> _INPUT FOR THIS TASK_:
**********

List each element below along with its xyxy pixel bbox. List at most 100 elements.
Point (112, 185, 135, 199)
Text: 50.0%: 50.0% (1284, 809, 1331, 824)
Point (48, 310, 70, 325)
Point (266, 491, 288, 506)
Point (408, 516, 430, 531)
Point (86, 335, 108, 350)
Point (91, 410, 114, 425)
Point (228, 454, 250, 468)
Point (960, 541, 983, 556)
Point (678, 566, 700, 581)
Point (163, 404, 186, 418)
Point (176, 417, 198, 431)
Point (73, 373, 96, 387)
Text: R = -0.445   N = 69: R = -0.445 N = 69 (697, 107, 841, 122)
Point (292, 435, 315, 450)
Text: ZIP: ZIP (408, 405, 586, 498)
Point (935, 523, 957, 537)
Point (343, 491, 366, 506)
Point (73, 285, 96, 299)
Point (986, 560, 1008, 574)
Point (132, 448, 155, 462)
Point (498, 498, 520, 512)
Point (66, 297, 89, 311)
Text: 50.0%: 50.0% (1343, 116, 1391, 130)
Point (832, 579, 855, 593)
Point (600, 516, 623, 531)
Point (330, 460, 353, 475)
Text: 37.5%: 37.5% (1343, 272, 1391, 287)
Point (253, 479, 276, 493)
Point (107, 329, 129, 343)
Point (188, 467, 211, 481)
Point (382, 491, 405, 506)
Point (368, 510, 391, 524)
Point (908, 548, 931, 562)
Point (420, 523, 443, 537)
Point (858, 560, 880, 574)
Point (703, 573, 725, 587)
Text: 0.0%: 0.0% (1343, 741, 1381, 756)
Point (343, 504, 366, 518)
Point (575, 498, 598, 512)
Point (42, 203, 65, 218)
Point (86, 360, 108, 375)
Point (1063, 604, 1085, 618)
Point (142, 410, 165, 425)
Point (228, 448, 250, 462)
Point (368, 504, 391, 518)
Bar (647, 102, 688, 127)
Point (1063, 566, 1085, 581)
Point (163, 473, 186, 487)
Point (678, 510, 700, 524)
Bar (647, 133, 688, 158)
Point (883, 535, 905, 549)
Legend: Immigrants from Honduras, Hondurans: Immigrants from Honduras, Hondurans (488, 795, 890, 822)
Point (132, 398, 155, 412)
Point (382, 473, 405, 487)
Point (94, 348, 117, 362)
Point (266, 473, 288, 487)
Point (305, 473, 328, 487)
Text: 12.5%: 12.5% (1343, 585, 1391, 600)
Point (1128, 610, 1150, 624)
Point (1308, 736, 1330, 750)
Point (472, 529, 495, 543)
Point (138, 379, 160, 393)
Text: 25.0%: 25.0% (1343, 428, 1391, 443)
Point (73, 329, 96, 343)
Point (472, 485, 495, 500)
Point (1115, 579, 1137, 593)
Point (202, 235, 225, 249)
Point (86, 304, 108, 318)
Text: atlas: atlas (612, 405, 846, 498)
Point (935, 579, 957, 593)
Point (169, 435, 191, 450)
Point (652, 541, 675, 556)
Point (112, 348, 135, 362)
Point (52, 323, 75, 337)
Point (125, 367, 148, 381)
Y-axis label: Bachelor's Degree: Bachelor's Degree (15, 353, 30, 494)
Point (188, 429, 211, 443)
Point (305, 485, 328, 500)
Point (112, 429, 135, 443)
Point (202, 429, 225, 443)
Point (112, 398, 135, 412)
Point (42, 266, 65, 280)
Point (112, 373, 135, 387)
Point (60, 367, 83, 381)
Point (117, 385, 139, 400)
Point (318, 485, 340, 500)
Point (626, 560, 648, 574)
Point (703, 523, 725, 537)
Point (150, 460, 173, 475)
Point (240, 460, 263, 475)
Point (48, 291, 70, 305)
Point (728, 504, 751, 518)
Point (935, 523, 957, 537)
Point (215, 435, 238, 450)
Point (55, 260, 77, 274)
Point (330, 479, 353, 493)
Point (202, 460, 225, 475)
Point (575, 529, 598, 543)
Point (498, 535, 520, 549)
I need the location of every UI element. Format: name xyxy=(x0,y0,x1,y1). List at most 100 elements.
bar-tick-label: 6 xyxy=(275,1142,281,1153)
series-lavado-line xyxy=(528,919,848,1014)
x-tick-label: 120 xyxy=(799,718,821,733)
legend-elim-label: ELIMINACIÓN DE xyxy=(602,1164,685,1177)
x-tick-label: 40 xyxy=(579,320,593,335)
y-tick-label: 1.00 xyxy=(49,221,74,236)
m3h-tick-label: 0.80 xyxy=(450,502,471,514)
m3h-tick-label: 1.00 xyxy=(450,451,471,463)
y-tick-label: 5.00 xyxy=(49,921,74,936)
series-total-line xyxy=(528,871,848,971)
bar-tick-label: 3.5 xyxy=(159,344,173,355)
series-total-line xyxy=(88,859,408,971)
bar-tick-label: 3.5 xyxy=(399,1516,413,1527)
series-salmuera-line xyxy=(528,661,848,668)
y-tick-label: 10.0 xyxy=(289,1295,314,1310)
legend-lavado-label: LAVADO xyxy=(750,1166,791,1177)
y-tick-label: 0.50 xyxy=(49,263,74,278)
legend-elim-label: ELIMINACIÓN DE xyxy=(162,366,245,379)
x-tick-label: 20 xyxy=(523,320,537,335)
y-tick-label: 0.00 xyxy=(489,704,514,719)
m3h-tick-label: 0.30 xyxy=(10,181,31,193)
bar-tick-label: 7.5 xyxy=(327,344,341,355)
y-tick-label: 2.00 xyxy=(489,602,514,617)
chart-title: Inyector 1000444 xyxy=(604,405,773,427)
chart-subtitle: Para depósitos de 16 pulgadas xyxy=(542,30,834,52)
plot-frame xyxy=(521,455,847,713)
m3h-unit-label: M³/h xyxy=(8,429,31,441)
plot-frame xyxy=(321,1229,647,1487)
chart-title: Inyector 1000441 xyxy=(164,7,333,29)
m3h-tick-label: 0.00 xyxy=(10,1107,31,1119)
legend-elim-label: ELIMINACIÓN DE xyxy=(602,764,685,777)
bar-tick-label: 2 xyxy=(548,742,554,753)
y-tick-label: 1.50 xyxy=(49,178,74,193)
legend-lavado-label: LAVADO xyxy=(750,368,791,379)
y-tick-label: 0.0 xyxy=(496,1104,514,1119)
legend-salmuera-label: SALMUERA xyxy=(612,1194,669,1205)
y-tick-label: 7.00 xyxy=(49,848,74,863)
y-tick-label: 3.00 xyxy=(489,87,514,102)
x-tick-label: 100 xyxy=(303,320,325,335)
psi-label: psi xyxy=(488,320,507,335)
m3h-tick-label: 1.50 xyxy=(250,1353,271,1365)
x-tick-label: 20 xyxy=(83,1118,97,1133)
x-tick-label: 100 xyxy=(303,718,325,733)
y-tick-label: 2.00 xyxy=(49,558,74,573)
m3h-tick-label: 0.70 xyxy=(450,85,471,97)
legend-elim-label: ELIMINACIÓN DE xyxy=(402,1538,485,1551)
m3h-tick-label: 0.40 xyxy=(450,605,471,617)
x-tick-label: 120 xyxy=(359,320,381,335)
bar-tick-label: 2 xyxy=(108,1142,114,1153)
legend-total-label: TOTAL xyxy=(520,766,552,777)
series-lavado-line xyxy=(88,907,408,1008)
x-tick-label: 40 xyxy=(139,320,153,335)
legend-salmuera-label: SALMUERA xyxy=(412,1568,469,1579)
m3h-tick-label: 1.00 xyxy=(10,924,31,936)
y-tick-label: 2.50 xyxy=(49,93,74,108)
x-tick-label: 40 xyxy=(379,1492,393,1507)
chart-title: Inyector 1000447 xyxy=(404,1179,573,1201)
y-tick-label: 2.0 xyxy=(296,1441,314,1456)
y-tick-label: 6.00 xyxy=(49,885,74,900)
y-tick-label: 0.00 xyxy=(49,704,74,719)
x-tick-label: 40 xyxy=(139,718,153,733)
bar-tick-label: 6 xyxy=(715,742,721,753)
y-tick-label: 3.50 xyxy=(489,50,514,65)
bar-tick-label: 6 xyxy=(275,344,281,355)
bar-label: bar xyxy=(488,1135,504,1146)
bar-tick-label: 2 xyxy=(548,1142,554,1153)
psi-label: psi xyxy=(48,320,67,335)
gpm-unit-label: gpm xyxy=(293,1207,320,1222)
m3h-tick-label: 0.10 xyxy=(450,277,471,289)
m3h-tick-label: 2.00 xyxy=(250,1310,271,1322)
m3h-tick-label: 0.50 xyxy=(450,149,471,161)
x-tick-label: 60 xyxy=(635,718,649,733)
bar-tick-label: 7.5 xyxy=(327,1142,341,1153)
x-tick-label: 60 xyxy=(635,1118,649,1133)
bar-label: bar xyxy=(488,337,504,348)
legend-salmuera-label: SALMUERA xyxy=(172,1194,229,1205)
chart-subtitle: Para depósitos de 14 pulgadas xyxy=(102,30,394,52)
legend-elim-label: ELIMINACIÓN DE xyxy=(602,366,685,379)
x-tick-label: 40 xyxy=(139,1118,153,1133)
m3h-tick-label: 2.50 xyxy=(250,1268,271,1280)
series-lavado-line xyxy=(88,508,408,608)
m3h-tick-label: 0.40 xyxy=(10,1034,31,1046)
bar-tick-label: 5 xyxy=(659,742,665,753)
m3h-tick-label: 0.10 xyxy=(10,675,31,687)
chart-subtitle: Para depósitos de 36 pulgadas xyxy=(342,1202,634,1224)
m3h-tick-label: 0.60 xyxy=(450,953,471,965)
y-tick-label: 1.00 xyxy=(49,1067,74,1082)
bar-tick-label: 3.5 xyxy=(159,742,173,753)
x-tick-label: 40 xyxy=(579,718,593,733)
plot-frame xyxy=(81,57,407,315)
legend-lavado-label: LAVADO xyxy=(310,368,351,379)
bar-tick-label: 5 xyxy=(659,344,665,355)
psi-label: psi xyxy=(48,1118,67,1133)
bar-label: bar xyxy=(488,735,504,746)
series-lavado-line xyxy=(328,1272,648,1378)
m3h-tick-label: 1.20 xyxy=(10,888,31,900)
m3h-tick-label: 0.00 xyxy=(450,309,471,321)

**********

Duplicate the items above word for word, from their first line up to and including the line with "Point (408, 516, 430, 531)".

List each element below along with its xyxy pixel bbox. List at most 100 elements.
Point (112, 185, 135, 199)
Text: 50.0%: 50.0% (1284, 809, 1331, 824)
Point (48, 310, 70, 325)
Point (266, 491, 288, 506)
Point (408, 516, 430, 531)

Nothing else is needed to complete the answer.